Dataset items

[Start]

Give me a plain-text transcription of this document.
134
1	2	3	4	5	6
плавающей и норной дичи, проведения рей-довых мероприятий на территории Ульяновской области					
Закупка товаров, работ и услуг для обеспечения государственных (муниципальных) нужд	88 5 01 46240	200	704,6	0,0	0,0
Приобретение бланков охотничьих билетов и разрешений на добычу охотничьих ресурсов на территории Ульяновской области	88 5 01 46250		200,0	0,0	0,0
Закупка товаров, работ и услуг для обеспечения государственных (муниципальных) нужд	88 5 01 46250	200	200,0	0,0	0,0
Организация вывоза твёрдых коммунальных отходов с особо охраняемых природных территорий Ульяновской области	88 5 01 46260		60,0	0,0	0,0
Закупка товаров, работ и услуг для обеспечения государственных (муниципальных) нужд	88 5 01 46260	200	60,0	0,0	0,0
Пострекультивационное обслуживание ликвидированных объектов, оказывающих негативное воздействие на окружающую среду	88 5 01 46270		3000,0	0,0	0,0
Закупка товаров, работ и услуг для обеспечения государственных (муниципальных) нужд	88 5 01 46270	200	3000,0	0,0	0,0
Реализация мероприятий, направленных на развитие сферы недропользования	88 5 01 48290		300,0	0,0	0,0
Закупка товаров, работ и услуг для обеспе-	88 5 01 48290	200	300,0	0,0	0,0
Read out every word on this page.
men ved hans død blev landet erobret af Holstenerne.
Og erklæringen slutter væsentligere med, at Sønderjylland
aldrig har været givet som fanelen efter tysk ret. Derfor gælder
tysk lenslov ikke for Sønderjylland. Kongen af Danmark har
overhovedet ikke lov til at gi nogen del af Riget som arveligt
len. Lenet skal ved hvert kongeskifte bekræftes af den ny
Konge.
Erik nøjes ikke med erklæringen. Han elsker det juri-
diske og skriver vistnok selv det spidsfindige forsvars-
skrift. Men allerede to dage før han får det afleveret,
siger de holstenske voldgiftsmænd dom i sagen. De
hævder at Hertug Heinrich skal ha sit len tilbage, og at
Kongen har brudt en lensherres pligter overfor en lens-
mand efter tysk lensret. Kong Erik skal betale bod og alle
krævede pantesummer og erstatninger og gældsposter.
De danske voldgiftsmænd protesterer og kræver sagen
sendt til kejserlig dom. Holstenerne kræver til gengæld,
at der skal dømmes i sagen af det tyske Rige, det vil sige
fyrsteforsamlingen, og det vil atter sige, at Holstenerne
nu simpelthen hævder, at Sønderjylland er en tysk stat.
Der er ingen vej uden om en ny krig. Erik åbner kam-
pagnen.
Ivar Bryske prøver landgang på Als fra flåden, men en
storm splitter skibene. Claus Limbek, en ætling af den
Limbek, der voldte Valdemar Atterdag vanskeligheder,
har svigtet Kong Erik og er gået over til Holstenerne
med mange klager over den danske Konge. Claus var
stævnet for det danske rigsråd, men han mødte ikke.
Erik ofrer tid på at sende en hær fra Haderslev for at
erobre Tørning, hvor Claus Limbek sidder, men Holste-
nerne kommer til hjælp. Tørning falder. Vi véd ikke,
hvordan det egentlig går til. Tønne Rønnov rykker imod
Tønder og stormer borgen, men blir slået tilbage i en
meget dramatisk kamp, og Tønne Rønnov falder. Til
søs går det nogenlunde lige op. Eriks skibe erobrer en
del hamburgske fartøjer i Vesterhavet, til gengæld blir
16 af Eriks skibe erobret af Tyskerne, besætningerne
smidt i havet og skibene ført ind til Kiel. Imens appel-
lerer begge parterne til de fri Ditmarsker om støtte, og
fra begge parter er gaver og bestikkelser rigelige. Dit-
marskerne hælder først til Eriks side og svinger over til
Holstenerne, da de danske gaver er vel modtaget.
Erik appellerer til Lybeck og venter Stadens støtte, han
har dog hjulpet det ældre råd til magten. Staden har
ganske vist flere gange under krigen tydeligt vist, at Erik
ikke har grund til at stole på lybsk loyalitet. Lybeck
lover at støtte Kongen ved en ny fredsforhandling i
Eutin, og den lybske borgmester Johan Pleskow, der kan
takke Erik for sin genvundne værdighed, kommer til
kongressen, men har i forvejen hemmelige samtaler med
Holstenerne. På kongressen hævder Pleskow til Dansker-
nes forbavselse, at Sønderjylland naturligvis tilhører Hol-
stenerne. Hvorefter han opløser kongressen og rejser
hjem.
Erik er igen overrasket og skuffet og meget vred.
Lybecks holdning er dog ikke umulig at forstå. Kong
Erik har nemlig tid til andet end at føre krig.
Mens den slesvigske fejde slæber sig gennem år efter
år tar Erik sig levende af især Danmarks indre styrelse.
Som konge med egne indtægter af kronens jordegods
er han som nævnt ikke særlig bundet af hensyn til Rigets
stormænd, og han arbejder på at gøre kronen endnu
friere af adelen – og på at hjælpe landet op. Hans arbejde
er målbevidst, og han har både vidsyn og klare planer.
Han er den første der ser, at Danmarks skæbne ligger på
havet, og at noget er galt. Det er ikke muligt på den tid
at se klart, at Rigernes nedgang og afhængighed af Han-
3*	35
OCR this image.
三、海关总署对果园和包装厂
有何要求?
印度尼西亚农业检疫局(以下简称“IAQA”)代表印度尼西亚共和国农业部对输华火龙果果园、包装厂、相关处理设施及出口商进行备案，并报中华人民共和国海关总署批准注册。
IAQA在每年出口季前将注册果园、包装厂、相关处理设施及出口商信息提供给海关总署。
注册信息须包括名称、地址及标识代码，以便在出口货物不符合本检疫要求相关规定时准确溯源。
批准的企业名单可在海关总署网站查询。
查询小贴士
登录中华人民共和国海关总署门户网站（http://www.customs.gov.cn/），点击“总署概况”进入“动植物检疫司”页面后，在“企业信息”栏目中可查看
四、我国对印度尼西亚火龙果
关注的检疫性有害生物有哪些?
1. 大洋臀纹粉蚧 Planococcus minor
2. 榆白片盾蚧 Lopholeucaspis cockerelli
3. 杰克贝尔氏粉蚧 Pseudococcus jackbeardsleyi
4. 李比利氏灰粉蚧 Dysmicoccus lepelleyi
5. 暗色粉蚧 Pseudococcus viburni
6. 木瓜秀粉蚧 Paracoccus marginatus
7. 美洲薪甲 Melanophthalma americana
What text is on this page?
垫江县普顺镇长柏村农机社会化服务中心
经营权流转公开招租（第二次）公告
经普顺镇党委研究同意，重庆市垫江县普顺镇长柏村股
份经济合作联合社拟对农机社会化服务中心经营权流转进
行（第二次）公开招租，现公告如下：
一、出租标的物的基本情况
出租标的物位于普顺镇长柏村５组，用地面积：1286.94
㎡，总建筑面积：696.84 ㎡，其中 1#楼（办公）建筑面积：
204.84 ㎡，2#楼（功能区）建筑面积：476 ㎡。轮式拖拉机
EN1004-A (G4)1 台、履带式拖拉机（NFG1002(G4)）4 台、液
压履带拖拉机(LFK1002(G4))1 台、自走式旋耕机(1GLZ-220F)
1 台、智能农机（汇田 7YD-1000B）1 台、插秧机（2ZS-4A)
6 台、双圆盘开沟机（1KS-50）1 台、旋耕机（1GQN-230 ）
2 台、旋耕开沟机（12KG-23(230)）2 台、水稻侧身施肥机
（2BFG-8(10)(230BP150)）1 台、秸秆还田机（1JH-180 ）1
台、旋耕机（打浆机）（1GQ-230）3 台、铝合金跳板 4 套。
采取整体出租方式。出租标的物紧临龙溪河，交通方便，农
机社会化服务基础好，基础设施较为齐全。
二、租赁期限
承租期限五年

[End]

* _TASK DETAILS_
Output the entries verbatim.

* _OUTPUT_
Give me a plain-text transcription of this document.
134
1	2	3	4	5	6
плавающей и норной дичи, проведения рей-довых мероприятий на территории Ульяновской области					
Закупка товаров, работ и услуг для обеспечения государственных (муниципальных) нужд	88 5 01 46240	200	704,6	0,0	0,0
Приобретение бланков охотничьих билетов и разрешений на добычу охотничьих ресурсов на территории Ульяновской области	88 5 01 46250		200,0	0,0	0,0
Закупка товаров, работ и услуг для обеспечения государственных (муниципальных) нужд	88 5 01 46250	200	200,0	0,0	0,0
Организация вывоза твёрдых коммунальных отходов с особо охраняемых природных территорий Ульяновской области	88 5 01 46260		60,0	0,0	0,0
Закупка товаров, работ и услуг для обеспечения государственных (муниципальных) нужд	88 5 01 46260	200	60,0	0,0	0,0
Пострекультивационное обслуживание ликвидированных объектов, оказывающих негативное воздействие на окружающую среду	88 5 01 46270		3000,0	0,0	0,0
Закупка товаров, работ и услуг для обеспечения государственных (муниципальных) нужд	88 5 01 46270	200	3000,0	0,0	0,0
Реализация мероприятий, направленных на развитие сферы недропользования	88 5 01 48290		300,0	0,0	0,0
Закупка товаров, работ и услуг для обеспе-	88 5 01 48290	200	300,0	0,0	0,0
Read out every word on this page.
men ved hans død blev landet erobret af Holstenerne.
Og erklæringen slutter væsentligere med, at Sønderjylland
aldrig har været givet som fanelen efter tysk ret. Derfor gælder
tysk lenslov ikke for Sønderjylland. Kongen af Danmark har
overhovedet ikke lov til at gi nogen del af Riget som arveligt
len. Lenet skal ved hvert kongeskifte bekræftes af den ny
Konge.
Erik nøjes ikke med erklæringen. Han elsker det juri-
diske og skriver vistnok selv det spidsfindige forsvars-
skrift. Men allerede to dage før han får det afleveret,
siger de holstenske voldgiftsmænd dom i sagen. De
hævder at Hertug Heinrich skal ha sit len tilbage, og at
Kongen har brudt en lensherres pligter overfor en lens-
mand efter tysk lensret. Kong Erik skal betale bod og alle
krævede pantesummer og erstatninger og gældsposter.
De danske voldgiftsmænd protesterer og kræver sagen
sendt til kejserlig dom. Holstenerne kræver til gengæld,
at der skal dømmes i sagen af det tyske Rige, det vil sige
fyrsteforsamlingen, og det vil atter sige, at Holstenerne
nu simpelthen hævder, at Sønderjylland er en tysk stat.
Der er ingen vej uden om en ny krig. Erik åbner kam-
pagnen.
Ivar Bryske prøver landgang på Als fra flåden, men en
storm splitter skibene. Claus Limbek, en ætling af den
Limbek, der voldte Valdemar Atterdag vanskeligheder,
har svigtet Kong Erik og er gået over til Holstenerne
med mange klager over den danske Konge. Claus var
stævnet for det danske rigsråd, men han mødte ikke.
Erik ofrer tid på at sende en hær fra Haderslev for at
erobre Tørning, hvor Claus Limbek sidder, men Holste-
nerne kommer til hjælp. Tørning falder. Vi véd ikke,
hvordan det egentlig går til. Tønne Rønnov rykker imod
Tønder og stormer borgen, men blir slået tilbage i en
meget dramatisk kamp, og Tønne Rønnov falder. Til
søs går det nogenlunde lige op. Eriks skibe erobrer en
del hamburgske fartøjer i Vesterhavet, til gengæld blir
16 af Eriks skibe erobret af Tyskerne, besætningerne
smidt i havet og skibene ført ind til Kiel. Imens appel-
lerer begge parterne til de fri Ditmarsker om støtte, og
fra begge parter er gaver og bestikkelser rigelige. Dit-
marskerne hælder først til Eriks side og svinger over til
Holstenerne, da de danske gaver er vel modtaget.
Erik appellerer til Lybeck og venter Stadens støtte, han
har dog hjulpet det ældre råd til magten. Staden har
ganske vist flere gange under krigen tydeligt vist, at Erik
ikke har grund til at stole på lybsk loyalitet. Lybeck
lover at støtte Kongen ved en ny fredsforhandling i
Eutin, og den lybske borgmester Johan Pleskow, der kan
takke Erik for sin genvundne værdighed, kommer til
kongressen, men har i forvejen hemmelige samtaler med
Holstenerne. På kongressen hævder Pleskow til Dansker-
nes forbavselse, at Sønderjylland naturligvis tilhører Hol-
stenerne. Hvorefter han opløser kongressen og rejser
hjem.
Erik er igen overrasket og skuffet og meget vred.
Lybecks holdning er dog ikke umulig at forstå. Kong
Erik har nemlig tid til andet end at føre krig.
Mens den slesvigske fejde slæber sig gennem år efter
år tar Erik sig levende af især Danmarks indre styrelse.
Som konge med egne indtægter af kronens jordegods
er han som nævnt ikke særlig bundet af hensyn til Rigets
stormænd, og han arbejder på at gøre kronen endnu
friere af adelen – og på at hjælpe landet op. Hans arbejde
er målbevidst, og han har både vidsyn og klare planer.
Han er den første der ser, at Danmarks skæbne ligger på
havet, og at noget er galt. Det er ikke muligt på den tid
at se klart, at Rigernes nedgang og afhængighed af Han-
3*	35
OCR this image.
三、海关总署对果园和包装厂
有何要求?
印度尼西亚农业检疫局(以下简称“IAQA”)代表印度尼西亚共和国农业部对输华火龙果果园、包装厂、相关处理设施及出口商进行备案，并报中华人民共和国海关总署批准注册。
IAQA在每年出口季前将注册果园、包装厂、相关处理设施及出口商信息提供给海关总署。
注册信息须包括名称、地址及标识代码，以便在出口货物不符合本检疫要求相关规定时准确溯源。
批准的企业名单可在海关总署网站查询。
查询小贴士
登录中华人民共和国海关总署门户网站（http://www.customs.gov.cn/），点击“总署概况”进入“动植物检疫司”页面后，在“企业信息”栏目中可查看
四、我国对印度尼西亚火龙果
关注的检疫性有害生物有哪些?
1. 大洋臀纹粉蚧 Planococcus minor
2. 榆白片盾蚧 Lopholeucaspis cockerelli
3. 杰克贝尔氏粉蚧 Pseudococcus jackbeardsleyi
4. 李比利氏灰粉蚧 Dysmicoccus lepelleyi
5. 暗色粉蚧 Pseudococcus viburni
6. 木瓜秀粉蚧 Paracoccus marginatus
7. 美洲薪甲 Melanophthalma americana
What text is on this page?
垫江县普顺镇长柏村农机社会化服务中心
经营权流转公开招租（第二次）公告
经普顺镇党委研究同意，重庆市垫江县普顺镇长柏村股
份经济合作联合社拟对农机社会化服务中心经营权流转进
行（第二次）公开招租，现公告如下：
一、出租标的物的基本情况
出租标的物位于普顺镇长柏村５组，用地面积：1286.94
㎡，总建筑面积：696.84 ㎡，其中 1#楼（办公）建筑面积：
204.84 ㎡，2#楼（功能区）建筑面积：476 ㎡。轮式拖拉机
EN1004-A (G4)1 台、履带式拖拉机（NFG1002(G4)）4 台、液
压履带拖拉机(LFK1002(G4))1 台、自走式旋耕机(1GLZ-220F)
1 台、智能农机（汇田 7YD-1000B）1 台、插秧机（2ZS-4A)
6 台、双圆盘开沟机（1KS-50）1 台、旋耕机（1GQN-230 ）
2 台、旋耕开沟机（12KG-23(230)）2 台、水稻侧身施肥机
（2BFG-8(10)(230BP150)）1 台、秸秆还田机（1JH-180 ）1
台、旋耕机（打浆机）（1GQ-230）3 台、铝合金跳板 4 套。
采取整体出租方式。出租标的物紧临龙溪河，交通方便，农
机社会化服务基础好，基础设施较为齐全。
二、租赁期限
承租期限五年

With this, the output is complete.